*Requirements*. Filter the entries that follow, copying every line in which the word "cada" appears.

*Data*.
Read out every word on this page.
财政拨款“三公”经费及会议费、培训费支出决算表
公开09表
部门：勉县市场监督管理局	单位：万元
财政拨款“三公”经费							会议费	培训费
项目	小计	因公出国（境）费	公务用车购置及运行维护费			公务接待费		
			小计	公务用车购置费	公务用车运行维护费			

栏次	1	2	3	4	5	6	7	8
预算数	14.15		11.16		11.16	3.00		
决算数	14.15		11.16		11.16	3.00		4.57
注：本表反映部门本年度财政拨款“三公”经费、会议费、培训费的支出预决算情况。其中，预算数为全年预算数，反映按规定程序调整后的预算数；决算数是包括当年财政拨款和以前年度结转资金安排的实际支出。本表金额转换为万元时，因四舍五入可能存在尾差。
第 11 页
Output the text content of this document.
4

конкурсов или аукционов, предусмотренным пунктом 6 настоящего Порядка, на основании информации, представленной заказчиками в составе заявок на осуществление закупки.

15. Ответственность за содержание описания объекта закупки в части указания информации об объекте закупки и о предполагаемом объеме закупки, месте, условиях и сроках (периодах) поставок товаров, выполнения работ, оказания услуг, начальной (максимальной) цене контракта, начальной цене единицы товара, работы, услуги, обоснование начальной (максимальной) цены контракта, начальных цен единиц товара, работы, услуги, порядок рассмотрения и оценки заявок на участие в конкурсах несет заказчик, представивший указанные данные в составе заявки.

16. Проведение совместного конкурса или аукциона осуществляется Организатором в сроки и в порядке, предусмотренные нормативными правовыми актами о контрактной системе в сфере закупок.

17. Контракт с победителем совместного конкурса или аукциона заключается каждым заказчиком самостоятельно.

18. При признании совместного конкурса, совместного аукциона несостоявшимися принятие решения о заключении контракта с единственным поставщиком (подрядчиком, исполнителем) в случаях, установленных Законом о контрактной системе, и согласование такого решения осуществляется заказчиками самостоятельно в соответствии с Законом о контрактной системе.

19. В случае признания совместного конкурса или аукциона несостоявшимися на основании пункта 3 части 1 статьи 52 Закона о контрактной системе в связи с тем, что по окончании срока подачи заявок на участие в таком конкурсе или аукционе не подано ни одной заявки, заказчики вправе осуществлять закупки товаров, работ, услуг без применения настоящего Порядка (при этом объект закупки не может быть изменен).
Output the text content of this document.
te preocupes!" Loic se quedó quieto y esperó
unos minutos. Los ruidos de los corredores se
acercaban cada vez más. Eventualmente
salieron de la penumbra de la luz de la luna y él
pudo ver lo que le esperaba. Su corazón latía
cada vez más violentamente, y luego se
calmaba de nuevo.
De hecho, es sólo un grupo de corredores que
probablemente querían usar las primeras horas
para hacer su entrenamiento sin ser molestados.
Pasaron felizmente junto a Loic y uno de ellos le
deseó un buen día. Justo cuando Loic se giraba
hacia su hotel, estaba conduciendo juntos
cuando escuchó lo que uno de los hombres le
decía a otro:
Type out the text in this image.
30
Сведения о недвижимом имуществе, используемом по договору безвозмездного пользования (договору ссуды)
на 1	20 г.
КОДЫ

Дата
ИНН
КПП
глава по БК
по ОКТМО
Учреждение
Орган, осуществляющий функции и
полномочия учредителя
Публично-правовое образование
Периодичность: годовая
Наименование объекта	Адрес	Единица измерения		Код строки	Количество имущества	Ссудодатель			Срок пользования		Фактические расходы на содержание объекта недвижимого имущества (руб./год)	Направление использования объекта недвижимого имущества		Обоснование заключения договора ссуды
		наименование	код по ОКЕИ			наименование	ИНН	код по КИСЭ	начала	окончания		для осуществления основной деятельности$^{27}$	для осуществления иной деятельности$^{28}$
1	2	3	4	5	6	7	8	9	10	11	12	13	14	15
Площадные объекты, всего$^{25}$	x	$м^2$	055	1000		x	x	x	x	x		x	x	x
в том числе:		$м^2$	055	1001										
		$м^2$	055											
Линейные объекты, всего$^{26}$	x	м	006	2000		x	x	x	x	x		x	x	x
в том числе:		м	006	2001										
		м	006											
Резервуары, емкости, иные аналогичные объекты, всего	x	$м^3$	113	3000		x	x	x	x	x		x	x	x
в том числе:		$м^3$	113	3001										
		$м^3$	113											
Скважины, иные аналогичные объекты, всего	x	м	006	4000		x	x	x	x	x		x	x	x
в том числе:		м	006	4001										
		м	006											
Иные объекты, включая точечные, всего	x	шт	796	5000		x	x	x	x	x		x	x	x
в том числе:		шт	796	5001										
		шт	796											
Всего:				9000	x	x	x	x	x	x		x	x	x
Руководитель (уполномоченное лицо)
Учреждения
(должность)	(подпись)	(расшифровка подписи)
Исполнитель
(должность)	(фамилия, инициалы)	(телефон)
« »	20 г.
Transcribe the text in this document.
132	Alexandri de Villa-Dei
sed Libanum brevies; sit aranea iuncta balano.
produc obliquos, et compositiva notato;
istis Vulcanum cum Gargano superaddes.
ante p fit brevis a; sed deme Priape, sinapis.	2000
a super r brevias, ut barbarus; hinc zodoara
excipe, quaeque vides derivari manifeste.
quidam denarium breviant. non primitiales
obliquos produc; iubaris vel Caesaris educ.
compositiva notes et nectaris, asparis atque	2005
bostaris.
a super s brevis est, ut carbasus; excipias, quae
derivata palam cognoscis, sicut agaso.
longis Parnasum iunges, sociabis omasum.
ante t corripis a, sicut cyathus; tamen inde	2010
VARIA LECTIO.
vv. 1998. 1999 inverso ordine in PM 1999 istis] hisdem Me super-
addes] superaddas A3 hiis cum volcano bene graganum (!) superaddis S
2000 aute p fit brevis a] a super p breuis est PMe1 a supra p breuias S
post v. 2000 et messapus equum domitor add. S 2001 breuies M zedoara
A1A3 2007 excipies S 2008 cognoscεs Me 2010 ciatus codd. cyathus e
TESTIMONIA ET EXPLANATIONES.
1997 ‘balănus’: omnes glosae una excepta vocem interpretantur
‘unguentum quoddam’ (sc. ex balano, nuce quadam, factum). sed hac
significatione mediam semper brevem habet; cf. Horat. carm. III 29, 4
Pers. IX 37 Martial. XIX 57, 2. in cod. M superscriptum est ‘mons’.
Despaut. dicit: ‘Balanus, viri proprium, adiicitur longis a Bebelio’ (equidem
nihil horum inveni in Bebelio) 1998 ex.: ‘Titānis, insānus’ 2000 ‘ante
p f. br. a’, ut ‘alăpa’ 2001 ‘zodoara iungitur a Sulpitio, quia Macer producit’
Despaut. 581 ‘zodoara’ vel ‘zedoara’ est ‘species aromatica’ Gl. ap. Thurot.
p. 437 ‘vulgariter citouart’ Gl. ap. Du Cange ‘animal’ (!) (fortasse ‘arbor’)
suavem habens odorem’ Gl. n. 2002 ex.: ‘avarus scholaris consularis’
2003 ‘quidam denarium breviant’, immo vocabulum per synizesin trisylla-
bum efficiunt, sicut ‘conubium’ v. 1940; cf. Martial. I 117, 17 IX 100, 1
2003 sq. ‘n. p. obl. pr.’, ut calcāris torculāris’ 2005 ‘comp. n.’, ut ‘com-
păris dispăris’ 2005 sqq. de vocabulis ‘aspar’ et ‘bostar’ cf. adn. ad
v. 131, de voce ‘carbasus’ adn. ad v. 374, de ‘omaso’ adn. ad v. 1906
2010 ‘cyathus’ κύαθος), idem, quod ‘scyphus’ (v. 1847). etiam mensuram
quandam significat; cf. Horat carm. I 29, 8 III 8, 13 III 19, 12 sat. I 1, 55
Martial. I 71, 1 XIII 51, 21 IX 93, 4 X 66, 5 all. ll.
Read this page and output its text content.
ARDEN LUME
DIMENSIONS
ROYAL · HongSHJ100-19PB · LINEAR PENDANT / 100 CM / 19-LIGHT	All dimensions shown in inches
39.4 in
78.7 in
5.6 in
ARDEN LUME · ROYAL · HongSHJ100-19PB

*Result of the task*.
acercaban cada vez más. Eventualmente
cada vez más violentamente, y luego se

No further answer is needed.